• _Collection entries_

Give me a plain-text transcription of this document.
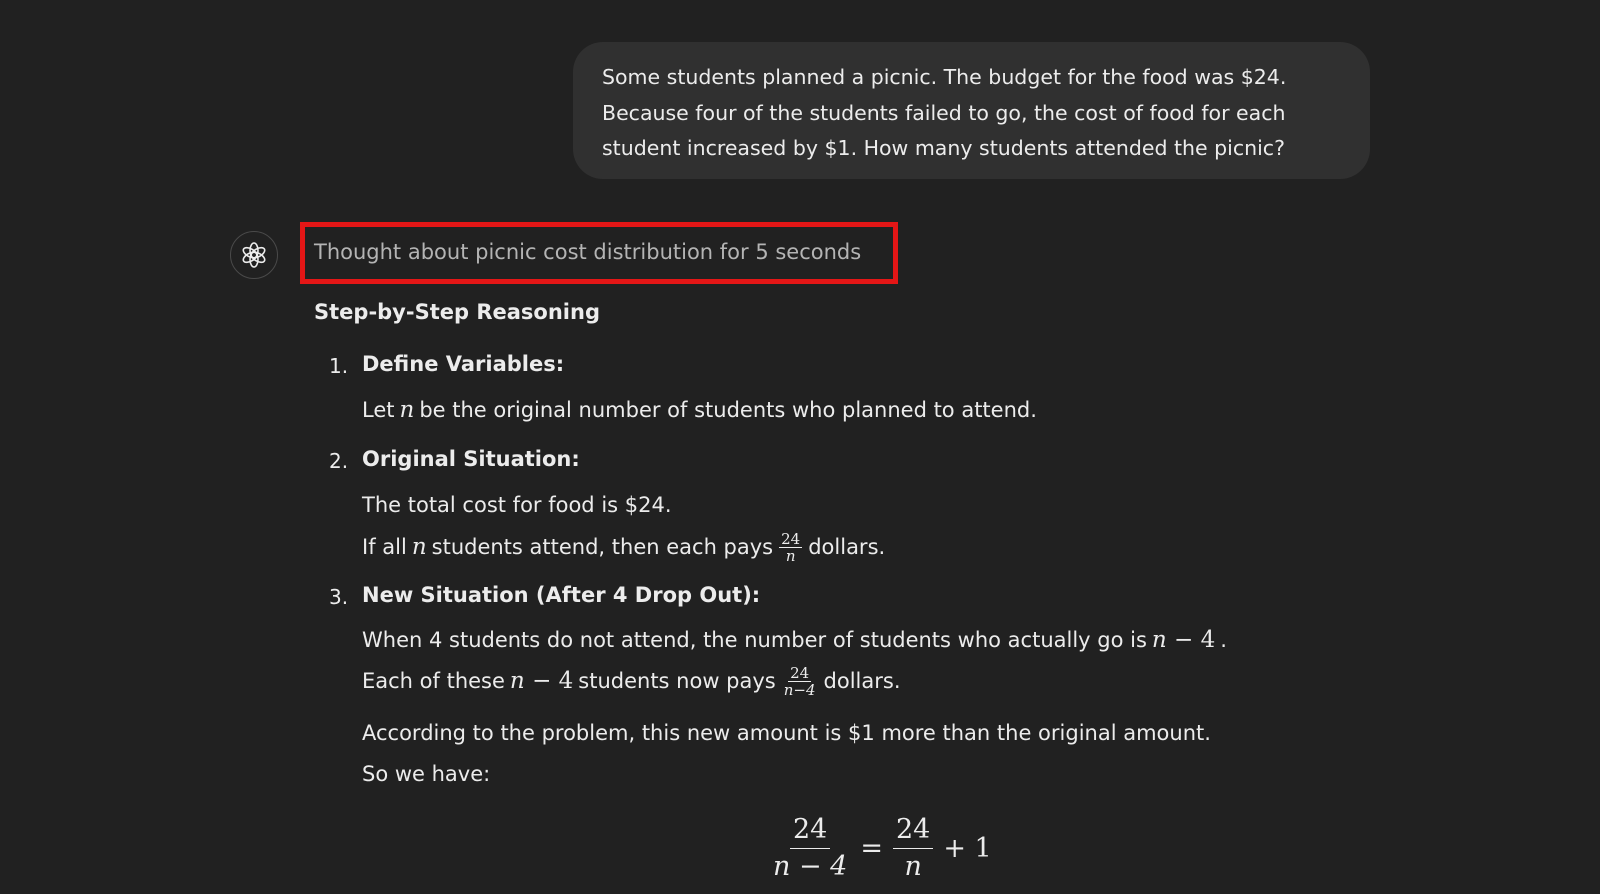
Some students planned a picnic. The budget for the food was $24.
Because four of the students failed to go, the cost of food for each
student increased by $1. How many students attended the picnic?
Thought about picnic cost distribution for 5 seconds
Step-by-Step Reasoning
1. Define Variables:
Let n be the original number of students who planned to attend.
2. Original Situation:
The total cost for food is $24.
If all n students attend, then each pays $\frac{24}{n}$ dollars.
3. New Situation (After 4 Drop Out):
When 4 students do not attend, the number of students who actually go is n − 4 .
Each of these n − 4 students now pays $\frac{24}{n-4}$ dollars.
According to the problem, this new amount is $1 more than the original amount.
So we have:
$\frac{24}{n - 4} = \frac{24}{n} + 1$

• _Direction_
Only lines with the string "pays" belong in your answer; copy each one.

• _The response_
If all n students attend, then each pays $\frac{24}{n}$ dollars.
Each of these n − 4 students now pays $\frac{24}{n-4}$ dollars.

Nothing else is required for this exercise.